▸ Goal: Copy out the entries below precisely; nothing is to be omitted.

Stored data:
··········

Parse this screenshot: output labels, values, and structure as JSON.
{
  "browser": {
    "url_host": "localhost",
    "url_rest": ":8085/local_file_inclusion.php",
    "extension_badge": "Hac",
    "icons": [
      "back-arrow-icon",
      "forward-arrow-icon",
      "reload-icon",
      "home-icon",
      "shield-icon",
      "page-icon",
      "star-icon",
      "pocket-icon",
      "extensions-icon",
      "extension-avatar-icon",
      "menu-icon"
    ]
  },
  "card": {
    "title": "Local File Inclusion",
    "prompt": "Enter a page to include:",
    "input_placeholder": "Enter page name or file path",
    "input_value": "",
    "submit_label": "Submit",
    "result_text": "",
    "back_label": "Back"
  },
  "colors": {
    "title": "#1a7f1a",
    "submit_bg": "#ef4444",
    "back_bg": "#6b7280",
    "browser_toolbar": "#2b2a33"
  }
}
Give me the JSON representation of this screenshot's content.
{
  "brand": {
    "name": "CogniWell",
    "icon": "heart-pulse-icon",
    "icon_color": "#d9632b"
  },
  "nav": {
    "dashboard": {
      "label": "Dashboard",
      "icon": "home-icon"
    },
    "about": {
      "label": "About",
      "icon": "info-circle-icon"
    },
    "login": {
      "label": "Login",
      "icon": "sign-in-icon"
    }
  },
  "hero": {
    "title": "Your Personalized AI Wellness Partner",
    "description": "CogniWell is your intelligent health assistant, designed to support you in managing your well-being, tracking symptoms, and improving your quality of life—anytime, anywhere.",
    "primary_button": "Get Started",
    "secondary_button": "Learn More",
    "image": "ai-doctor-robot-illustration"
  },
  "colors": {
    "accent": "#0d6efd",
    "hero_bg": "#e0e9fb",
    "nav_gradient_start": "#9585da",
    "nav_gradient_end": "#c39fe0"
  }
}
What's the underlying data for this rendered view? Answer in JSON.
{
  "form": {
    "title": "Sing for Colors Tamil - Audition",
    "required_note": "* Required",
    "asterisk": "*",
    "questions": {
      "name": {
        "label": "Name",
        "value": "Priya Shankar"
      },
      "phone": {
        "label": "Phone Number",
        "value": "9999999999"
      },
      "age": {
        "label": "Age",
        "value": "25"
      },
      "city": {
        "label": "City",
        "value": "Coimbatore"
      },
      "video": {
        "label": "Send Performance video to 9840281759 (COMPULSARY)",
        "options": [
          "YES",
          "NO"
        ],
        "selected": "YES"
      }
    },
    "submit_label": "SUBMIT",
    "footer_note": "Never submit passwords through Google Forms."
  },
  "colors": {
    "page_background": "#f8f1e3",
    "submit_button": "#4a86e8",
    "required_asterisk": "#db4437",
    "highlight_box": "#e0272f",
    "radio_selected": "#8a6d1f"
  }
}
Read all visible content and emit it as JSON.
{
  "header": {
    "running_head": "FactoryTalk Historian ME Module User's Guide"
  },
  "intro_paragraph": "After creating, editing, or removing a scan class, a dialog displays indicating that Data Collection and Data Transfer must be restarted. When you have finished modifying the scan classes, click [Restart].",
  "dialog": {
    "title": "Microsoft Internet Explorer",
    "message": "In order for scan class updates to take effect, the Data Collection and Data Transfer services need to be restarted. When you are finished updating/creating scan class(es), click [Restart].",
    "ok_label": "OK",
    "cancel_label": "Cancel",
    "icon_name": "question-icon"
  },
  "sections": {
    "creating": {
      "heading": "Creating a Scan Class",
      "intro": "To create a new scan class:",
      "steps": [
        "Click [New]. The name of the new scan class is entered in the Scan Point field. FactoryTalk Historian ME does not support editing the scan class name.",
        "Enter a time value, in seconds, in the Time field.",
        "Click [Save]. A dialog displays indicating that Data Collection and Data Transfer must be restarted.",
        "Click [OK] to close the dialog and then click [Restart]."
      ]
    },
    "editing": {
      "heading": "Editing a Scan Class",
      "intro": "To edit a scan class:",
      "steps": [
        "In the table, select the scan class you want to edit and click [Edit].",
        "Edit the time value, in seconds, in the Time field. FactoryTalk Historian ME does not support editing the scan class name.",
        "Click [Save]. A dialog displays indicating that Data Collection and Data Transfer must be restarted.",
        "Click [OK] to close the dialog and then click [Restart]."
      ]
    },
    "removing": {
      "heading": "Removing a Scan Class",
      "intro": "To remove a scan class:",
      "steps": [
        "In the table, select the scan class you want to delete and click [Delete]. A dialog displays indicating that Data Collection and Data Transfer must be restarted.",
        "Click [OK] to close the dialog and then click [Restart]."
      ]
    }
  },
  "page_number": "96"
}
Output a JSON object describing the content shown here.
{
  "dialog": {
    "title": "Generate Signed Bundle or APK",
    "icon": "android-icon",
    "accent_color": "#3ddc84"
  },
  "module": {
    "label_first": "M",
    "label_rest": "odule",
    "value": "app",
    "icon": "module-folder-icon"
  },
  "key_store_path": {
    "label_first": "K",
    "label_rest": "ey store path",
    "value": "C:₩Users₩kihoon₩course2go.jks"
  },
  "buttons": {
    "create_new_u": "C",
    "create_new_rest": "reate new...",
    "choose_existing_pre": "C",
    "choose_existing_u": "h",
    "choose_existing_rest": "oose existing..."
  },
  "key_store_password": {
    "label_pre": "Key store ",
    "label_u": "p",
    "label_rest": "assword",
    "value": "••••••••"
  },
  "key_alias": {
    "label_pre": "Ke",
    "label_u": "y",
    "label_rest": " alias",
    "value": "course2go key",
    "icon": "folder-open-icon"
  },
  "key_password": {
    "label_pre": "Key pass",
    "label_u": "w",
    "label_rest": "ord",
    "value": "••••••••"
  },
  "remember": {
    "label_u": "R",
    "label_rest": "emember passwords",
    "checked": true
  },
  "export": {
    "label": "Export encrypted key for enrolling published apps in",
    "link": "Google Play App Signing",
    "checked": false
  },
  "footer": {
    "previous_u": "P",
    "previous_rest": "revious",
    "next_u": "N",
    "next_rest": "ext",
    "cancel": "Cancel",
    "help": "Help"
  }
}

··········

▸ Solution to this exercise:
Parse this screenshot: output labels, values, and structure as JSON.
{
  "browser": {
    "url_host": "localhost",
    "url_rest": ":8085/local_file_inclusion.php",
    "extension_badge": "Hac",
    "icons": [
      "back-arrow-icon",
      "forward-arrow-icon",
      "reload-icon",
      "home-icon",
      "shield-icon",
      "page-icon",
      "star-icon",
      "pocket-icon",
      "extensions-icon",
      "extension-avatar-icon",
      "menu-icon"
    ]
  },
  "card": {
    "title": "Local File Inclusion",
    "prompt": "Enter a page to include:",
    "input_placeholder": "Enter page name or file path",
    "input_value": "",
    "submit_label": "Submit",
    "result_text": "",
    "back_label": "Back"
  },
  "colors": {
    "title": "#1a7f1a",
    "submit_bg": "#ef4444",
    "back_bg": "#6b7280",
    "browser_toolbar": "#2b2a33"
  }
}
Give me the JSON representation of this screenshot's content.
{
  "brand": {
    "name": "CogniWell",
    "icon": "heart-pulse-icon",
    "icon_color": "#d9632b"
  },
  "nav": {
    "dashboard": {
      "label": "Dashboard",
      "icon": "home-icon"
    },
    "about": {
      "label": "About",
      "icon": "info-circle-icon"
    },
    "login": {
      "label": "Login",
      "icon": "sign-in-icon"
    }
  },
  "hero": {
    "title": "Your Personalized AI Wellness Partner",
    "description": "CogniWell is your intelligent health assistant, designed to support you in managing your well-being, tracking symptoms, and improving your quality of life—anytime, anywhere.",
    "primary_button": "Get Started",
    "secondary_button": "Learn More",
    "image": "ai-doctor-robot-illustration"
  },
  "colors": {
    "accent": "#0d6efd",
    "hero_bg": "#e0e9fb",
    "nav_gradient_start": "#9585da",
    "nav_gradient_end": "#c39fe0"
  }
}
What's the underlying data for this rendered view? Answer in JSON.
{
  "form": {
    "title": "Sing for Colors Tamil - Audition",
    "required_note": "* Required",
    "asterisk": "*",
    "questions": {
      "name": {
        "label": "Name",
        "value": "Priya Shankar"
      },
      "phone": {
        "label": "Phone Number",
        "value": "9999999999"
      },
      "age": {
        "label": "Age",
        "value": "25"
      },
      "city": {
        "label": "City",
        "value": "Coimbatore"
      },
      "video": {
        "label": "Send Performance video to 9840281759 (COMPULSARY)",
        "options": [
          "YES",
          "NO"
        ],
        "selected": "YES"
      }
    },
    "submit_label": "SUBMIT",
    "footer_note": "Never submit passwords through Google Forms."
  },
  "colors": {
    "page_background": "#f8f1e3",
    "submit_button": "#4a86e8",
    "required_asterisk": "#db4437",
    "highlight_box": "#e0272f",
    "radio_selected": "#8a6d1f"
  }
}
Read all visible content and emit it as JSON.
{
  "header": {
    "running_head": "FactoryTalk Historian ME Module User's Guide"
  },
  "intro_paragraph": "After creating, editing, or removing a scan class, a dialog displays indicating that Data Collection and Data Transfer must be restarted. When you have finished modifying the scan classes, click [Restart].",
  "dialog": {
    "title": "Microsoft Internet Explorer",
    "message": "In order for scan class updates to take effect, the Data Collection and Data Transfer services need to be restarted. When you are finished updating/creating scan class(es), click [Restart].",
    "ok_label": "OK",
    "cancel_label": "Cancel",
    "icon_name": "question-icon"
  },
  "sections": {
    "creating": {
      "heading": "Creating a Scan Class",
      "intro": "To create a new scan class:",
      "steps": [
        "Click [New]. The name of the new scan class is entered in the Scan Point field. FactoryTalk Historian ME does not support editing the scan class name.",
        "Enter a time value, in seconds, in the Time field.",
        "Click [Save]. A dialog displays indicating that Data Collection and Data Transfer must be restarted.",
        "Click [OK] to close the dialog and then click [Restart]."
      ]
    },
    "editing": {
      "heading": "Editing a Scan Class",
      "intro": "To edit a scan class:",
      "steps": [
        "In the table, select the scan class you want to edit and click [Edit].",
        "Edit the time value, in seconds, in the Time field. FactoryTalk Historian ME does not support editing the scan class name.",
        "Click [Save]. A dialog displays indicating that Data Collection and Data Transfer must be restarted.",
        "Click [OK] to close the dialog and then click [Restart]."
      ]
    },
    "removing": {
      "heading": "Removing a Scan Class",
      "intro": "To remove a scan class:",
      "steps": [
        "In the table, select the scan class you want to delete and click [Delete]. A dialog displays indicating that Data Collection and Data Transfer must be restarted.",
        "Click [OK] to close the dialog and then click [Restart]."
      ]
    }
  },
  "page_number": "96"
}
Output a JSON object describing the content shown here.
{
  "dialog": {
    "title": "Generate Signed Bundle or APK",
    "icon": "android-icon",
    "accent_color": "#3ddc84"
  },
  "module": {
    "label_first": "M",
    "label_rest": "odule",
    "value": "app",
    "icon": "module-folder-icon"
  },
  "key_store_path": {
    "label_first": "K",
    "label_rest": "ey store path",
    "value": "C:₩Users₩kihoon₩course2go.jks"
  },
  "buttons": {
    "create_new_u": "C",
    "create_new_rest": "reate new...",
    "choose_existing_pre": "C",
    "choose_existing_u": "h",
    "choose_existing_rest": "oose existing..."
  },
  "key_store_password": {
    "label_pre": "Key store ",
    "label_u": "p",
    "label_rest": "assword",
    "value": "••••••••"
  },
  "key_alias": {
    "label_pre": "Ke",
    "label_u": "y",
    "label_rest": " alias",
    "value": "course2go key",
    "icon": "folder-open-icon"
  },
  "key_password": {
    "label_pre": "Key pass",
    "label_u": "w",
    "label_rest": "ord",
    "value": "••••••••"
  },
  "remember": {
    "label_u": "R",
    "label_rest": "emember passwords",
    "checked": true
  },
  "export": {
    "label": "Export encrypted key for enrolling published apps in",
    "link": "Google Play App Signing",
    "checked": false
  },
  "footer": {
    "previous_u": "P",
    "previous_rest": "revious",
    "next_u": "N",
    "next_rest": "ext",
    "cancel": "Cancel",
    "help": "Help"
  }
}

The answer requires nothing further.